::: Given information

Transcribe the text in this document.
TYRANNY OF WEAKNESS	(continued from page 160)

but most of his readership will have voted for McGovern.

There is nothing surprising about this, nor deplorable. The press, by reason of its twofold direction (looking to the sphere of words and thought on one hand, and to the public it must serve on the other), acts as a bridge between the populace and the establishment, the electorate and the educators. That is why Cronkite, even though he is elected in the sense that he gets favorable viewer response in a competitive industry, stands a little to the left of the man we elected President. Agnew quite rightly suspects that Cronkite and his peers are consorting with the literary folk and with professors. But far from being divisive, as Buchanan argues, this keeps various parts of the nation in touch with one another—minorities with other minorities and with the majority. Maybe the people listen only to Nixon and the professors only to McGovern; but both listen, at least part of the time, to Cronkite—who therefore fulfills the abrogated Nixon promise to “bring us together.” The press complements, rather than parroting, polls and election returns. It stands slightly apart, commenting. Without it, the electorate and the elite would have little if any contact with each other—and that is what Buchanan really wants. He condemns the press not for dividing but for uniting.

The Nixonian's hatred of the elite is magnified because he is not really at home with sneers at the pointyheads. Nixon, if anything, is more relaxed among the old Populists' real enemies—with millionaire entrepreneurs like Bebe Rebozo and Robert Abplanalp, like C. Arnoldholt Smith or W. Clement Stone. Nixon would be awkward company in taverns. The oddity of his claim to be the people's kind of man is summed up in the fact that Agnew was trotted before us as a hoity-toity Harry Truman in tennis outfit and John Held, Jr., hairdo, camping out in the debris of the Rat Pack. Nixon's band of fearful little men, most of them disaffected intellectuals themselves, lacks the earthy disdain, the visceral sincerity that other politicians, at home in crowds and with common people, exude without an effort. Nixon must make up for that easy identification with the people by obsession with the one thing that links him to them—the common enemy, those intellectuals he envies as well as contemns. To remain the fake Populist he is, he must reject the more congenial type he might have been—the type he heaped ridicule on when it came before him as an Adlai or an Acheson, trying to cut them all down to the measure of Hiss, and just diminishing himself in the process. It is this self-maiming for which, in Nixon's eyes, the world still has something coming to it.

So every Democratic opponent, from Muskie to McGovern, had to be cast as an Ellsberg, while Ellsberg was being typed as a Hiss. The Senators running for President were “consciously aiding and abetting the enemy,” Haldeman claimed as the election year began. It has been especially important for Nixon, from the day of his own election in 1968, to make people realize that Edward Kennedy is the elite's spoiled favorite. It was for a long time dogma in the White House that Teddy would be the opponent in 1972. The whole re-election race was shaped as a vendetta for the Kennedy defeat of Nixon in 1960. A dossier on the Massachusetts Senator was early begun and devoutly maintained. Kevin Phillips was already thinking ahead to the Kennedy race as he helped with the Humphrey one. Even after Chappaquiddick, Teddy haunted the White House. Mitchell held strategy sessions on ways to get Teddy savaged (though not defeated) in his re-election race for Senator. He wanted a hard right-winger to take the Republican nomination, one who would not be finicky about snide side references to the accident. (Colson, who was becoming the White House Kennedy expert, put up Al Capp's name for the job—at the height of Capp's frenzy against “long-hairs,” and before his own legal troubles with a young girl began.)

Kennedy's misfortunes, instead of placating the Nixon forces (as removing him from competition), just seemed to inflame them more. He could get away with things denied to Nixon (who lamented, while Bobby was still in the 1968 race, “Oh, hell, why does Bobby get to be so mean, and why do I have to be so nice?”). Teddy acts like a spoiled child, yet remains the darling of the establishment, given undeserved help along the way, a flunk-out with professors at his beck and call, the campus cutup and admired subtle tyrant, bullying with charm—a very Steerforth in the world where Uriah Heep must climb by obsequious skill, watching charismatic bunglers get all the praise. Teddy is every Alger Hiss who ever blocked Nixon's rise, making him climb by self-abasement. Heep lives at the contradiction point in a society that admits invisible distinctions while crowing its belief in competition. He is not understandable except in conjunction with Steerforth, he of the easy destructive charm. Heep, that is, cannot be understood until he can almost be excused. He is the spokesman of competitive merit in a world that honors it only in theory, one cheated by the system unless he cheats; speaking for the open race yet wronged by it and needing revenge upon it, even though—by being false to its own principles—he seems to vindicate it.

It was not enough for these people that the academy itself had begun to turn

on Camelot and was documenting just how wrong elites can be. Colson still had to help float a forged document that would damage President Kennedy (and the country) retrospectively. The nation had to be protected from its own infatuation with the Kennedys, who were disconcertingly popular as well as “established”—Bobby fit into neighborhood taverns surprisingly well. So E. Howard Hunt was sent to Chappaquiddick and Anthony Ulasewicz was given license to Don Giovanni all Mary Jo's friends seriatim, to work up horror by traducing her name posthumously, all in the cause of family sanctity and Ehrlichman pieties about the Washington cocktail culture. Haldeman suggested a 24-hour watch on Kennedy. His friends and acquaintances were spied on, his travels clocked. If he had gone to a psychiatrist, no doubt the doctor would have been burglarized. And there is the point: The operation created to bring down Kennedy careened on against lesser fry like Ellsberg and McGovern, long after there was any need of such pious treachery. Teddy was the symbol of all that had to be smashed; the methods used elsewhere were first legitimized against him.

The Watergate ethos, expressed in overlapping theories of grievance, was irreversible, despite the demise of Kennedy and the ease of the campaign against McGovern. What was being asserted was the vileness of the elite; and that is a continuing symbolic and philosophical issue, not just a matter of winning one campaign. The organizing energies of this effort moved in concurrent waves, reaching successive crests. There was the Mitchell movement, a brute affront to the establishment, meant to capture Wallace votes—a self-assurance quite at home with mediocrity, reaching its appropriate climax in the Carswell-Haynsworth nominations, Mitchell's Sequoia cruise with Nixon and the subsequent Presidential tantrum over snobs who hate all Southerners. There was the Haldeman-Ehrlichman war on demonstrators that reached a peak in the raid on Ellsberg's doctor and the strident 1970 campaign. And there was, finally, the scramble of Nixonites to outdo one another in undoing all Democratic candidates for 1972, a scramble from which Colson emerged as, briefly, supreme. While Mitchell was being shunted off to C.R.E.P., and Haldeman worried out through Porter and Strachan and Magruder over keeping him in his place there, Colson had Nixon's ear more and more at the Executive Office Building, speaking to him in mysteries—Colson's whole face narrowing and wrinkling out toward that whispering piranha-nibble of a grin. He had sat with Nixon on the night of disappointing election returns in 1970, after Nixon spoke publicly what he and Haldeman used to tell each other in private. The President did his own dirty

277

::::::

-- Given exercise --
Extract the whole listing, character for character.

-- Answer in full --
Transcribe the text in this document.
TYRANNY OF WEAKNESS	(continued from page 160)

but most of his readership will have voted for McGovern.

There is nothing surprising about this, nor deplorable. The press, by reason of its twofold direction (looking to the sphere of words and thought on one hand, and to the public it must serve on the other), acts as a bridge between the populace and the establishment, the electorate and the educators. That is why Cronkite, even though he is elected in the sense that he gets favorable viewer response in a competitive industry, stands a little to the left of the man we elected President. Agnew quite rightly suspects that Cronkite and his peers are consorting with the literary folk and with professors. But far from being divisive, as Buchanan argues, this keeps various parts of the nation in touch with one another—minorities with other minorities and with the majority. Maybe the people listen only to Nixon and the professors only to McGovern; but both listen, at least part of the time, to Cronkite—who therefore fulfills the abrogated Nixon promise to “bring us together.” The press complements, rather than parroting, polls and election returns. It stands slightly apart, commenting. Without it, the electorate and the elite would have little if any contact with each other—and that is what Buchanan really wants. He condemns the press not for dividing but for uniting.

The Nixonian's hatred of the elite is magnified because he is not really at home with sneers at the pointyheads. Nixon, if anything, is more relaxed among the old Populists' real enemies—with millionaire entrepreneurs like Bebe Rebozo and Robert Abplanalp, like C. Arnoldholt Smith or W. Clement Stone. Nixon would be awkward company in taverns. The oddity of his claim to be the people's kind of man is summed up in the fact that Agnew was trotted before us as a hoity-toity Harry Truman in tennis outfit and John Held, Jr., hairdo, camping out in the debris of the Rat Pack. Nixon's band of fearful little men, most of them disaffected intellectuals themselves, lacks the earthy disdain, the visceral sincerity that other politicians, at home in crowds and with common people, exude without an effort. Nixon must make up for that easy identification with the people by obsession with the one thing that links him to them—the common enemy, those intellectuals he envies as well as contemns. To remain the fake Populist he is, he must reject the more congenial type he might have been—the type he heaped ridicule on when it came before him as an Adlai or an Acheson, trying to cut them all down to the measure of Hiss, and just diminishing himself in the process. It is this self-maiming for which, in Nixon's eyes, the world still has something coming to it.

So every Democratic opponent, from Muskie to McGovern, had to be cast as an Ellsberg, while Ellsberg was being typed as a Hiss. The Senators running for President were “consciously aiding and abetting the enemy,” Haldeman claimed as the election year began. It has been especially important for Nixon, from the day of his own election in 1968, to make people realize that Edward Kennedy is the elite's spoiled favorite. It was for a long time dogma in the White House that Teddy would be the opponent in 1972. The whole re-election race was shaped as a vendetta for the Kennedy defeat of Nixon in 1960. A dossier on the Massachusetts Senator was early begun and devoutly maintained. Kevin Phillips was already thinking ahead to the Kennedy race as he helped with the Humphrey one. Even after Chappaquiddick, Teddy haunted the White House. Mitchell held strategy sessions on ways to get Teddy savaged (though not defeated) in his re-election race for Senator. He wanted a hard right-winger to take the Republican nomination, one who would not be finicky about snide side references to the accident. (Colson, who was becoming the White House Kennedy expert, put up Al Capp's name for the job—at the height of Capp's frenzy against “long-hairs,” and before his own legal troubles with a young girl began.)

Kennedy's misfortunes, instead of placating the Nixon forces (as removing him from competition), just seemed to inflame them more. He could get away with things denied to Nixon (who lamented, while Bobby was still in the 1968 race, “Oh, hell, why does Bobby get to be so mean, and why do I have to be so nice?”). Teddy acts like a spoiled child, yet remains the darling of the establishment, given undeserved help along the way, a flunk-out with professors at his beck and call, the campus cutup and admired subtle tyrant, bullying with charm—a very Steerforth in the world where Uriah Heep must climb by obsequious skill, watching charismatic bunglers get all the praise. Teddy is every Alger Hiss who ever blocked Nixon's rise, making him climb by self-abasement. Heep lives at the contradiction point in a society that admits invisible distinctions while crowing its belief in competition. He is not understandable except in conjunction with Steerforth, he of the easy destructive charm. Heep, that is, cannot be understood until he can almost be excused. He is the spokesman of competitive merit in a world that honors it only in theory, one cheated by the system unless he cheats; speaking for the open race yet wronged by it and needing revenge upon it, even though—by being false to its own principles—he seems to vindicate it.

It was not enough for these people that the academy itself had begun to turn

on Camelot and was documenting just how wrong elites can be. Colson still had to help float a forged document that would damage President Kennedy (and the country) retrospectively. The nation had to be protected from its own infatuation with the Kennedys, who were disconcertingly popular as well as “established”—Bobby fit into neighborhood taverns surprisingly well. So E. Howard Hunt was sent to Chappaquiddick and Anthony Ulasewicz was given license to Don Giovanni all Mary Jo's friends seriatim, to work up horror by traducing her name posthumously, all in the cause of family sanctity and Ehrlichman pieties about the Washington cocktail culture. Haldeman suggested a 24-hour watch on Kennedy. His friends and acquaintances were spied on, his travels clocked. If he had gone to a psychiatrist, no doubt the doctor would have been burglarized. And there is the point: The operation created to bring down Kennedy careened on against lesser fry like Ellsberg and McGovern, long after there was any need of such pious treachery. Teddy was the symbol of all that had to be smashed; the methods used elsewhere were first legitimized against him.

The Watergate ethos, expressed in overlapping theories of grievance, was irreversible, despite the demise of Kennedy and the ease of the campaign against McGovern. What was being asserted was the vileness of the elite; and that is a continuing symbolic and philosophical issue, not just a matter of winning one campaign. The organizing energies of this effort moved in concurrent waves, reaching successive crests. There was the Mitchell movement, a brute affront to the establishment, meant to capture Wallace votes—a self-assurance quite at home with mediocrity, reaching its appropriate climax in the Carswell-Haynsworth nominations, Mitchell's Sequoia cruise with Nixon and the subsequent Presidential tantrum over snobs who hate all Southerners. There was the Haldeman-Ehrlichman war on demonstrators that reached a peak in the raid on Ellsberg's doctor and the strident 1970 campaign. And there was, finally, the scramble of Nixonites to outdo one another in undoing all Democratic candidates for 1972, a scramble from which Colson emerged as, briefly, supreme. While Mitchell was being shunted off to C.R.E.P., and Haldeman worried out through Porter and Strachan and Magruder over keeping him in his place there, Colson had Nixon's ear more and more at the Executive Office Building, speaking to him in mysteries—Colson's whole face narrowing and wrinkling out toward that whispering piranha-nibble of a grin. He had sat with Nixon on the night of disappointing election returns in 1970, after Nixon spoke publicly what he and Haldeman used to tell each other in private. The President did his own dirty

277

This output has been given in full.